(Part of a data file)
■ ■ ■ ■ ■ ■ ■

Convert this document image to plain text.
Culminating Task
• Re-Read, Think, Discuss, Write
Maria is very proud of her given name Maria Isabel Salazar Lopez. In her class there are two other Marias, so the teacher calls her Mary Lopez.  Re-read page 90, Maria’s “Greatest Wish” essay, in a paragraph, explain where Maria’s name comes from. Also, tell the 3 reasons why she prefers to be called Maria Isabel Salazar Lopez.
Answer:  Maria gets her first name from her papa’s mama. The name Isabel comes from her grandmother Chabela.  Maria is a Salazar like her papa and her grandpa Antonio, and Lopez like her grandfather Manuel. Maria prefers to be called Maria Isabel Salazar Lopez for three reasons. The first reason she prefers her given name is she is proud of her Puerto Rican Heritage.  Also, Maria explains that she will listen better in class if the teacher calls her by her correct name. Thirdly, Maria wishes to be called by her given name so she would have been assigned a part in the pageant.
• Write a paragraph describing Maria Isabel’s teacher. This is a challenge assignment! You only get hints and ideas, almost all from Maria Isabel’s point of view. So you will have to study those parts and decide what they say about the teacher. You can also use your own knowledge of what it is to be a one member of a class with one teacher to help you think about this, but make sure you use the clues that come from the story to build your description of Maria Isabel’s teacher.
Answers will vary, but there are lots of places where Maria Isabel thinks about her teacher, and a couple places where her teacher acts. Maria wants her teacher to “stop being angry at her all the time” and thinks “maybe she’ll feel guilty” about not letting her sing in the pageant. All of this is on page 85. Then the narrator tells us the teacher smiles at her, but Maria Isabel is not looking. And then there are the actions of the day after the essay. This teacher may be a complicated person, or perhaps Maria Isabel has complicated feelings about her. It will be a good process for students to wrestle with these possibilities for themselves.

■ ■ ■ ■ ■ ■ ■

WHAT TO WORK ON.
Print all of the data exactly as it was given.

THE SOLUTION.
Convert this document image to plain text.
Culminating Task
• Re-Read, Think, Discuss, Write
Maria is very proud of her given name Maria Isabel Salazar Lopez. In her class there are two other Marias, so the teacher calls her Mary Lopez.  Re-read page 90, Maria’s “Greatest Wish” essay, in a paragraph, explain where Maria’s name comes from. Also, tell the 3 reasons why she prefers to be called Maria Isabel Salazar Lopez.
Answer:  Maria gets her first name from her papa’s mama. The name Isabel comes from her grandmother Chabela.  Maria is a Salazar like her papa and her grandpa Antonio, and Lopez like her grandfather Manuel. Maria prefers to be called Maria Isabel Salazar Lopez for three reasons. The first reason she prefers her given name is she is proud of her Puerto Rican Heritage.  Also, Maria explains that she will listen better in class if the teacher calls her by her correct name. Thirdly, Maria wishes to be called by her given name so she would have been assigned a part in the pageant.
• Write a paragraph describing Maria Isabel’s teacher. This is a challenge assignment! You only get hints and ideas, almost all from Maria Isabel’s point of view. So you will have to study those parts and decide what they say about the teacher. You can also use your own knowledge of what it is to be a one member of a class with one teacher to help you think about this, but make sure you use the clues that come from the story to build your description of Maria Isabel’s teacher.
Answers will vary, but there are lots of places where Maria Isabel thinks about her teacher, and a couple places where her teacher acts. Maria wants her teacher to “stop being angry at her all the time” and thinks “maybe she’ll feel guilty” about not letting her sing in the pageant. All of this is on page 85. Then the narrator tells us the teacher smiles at her, but Maria Isabel is not looking. And then there are the actions of the day after the essay. This teacher may be a complicated person, or perhaps Maria Isabel has complicated feelings about her. It will be a good process for students to wrestle with these possibilities for themselves.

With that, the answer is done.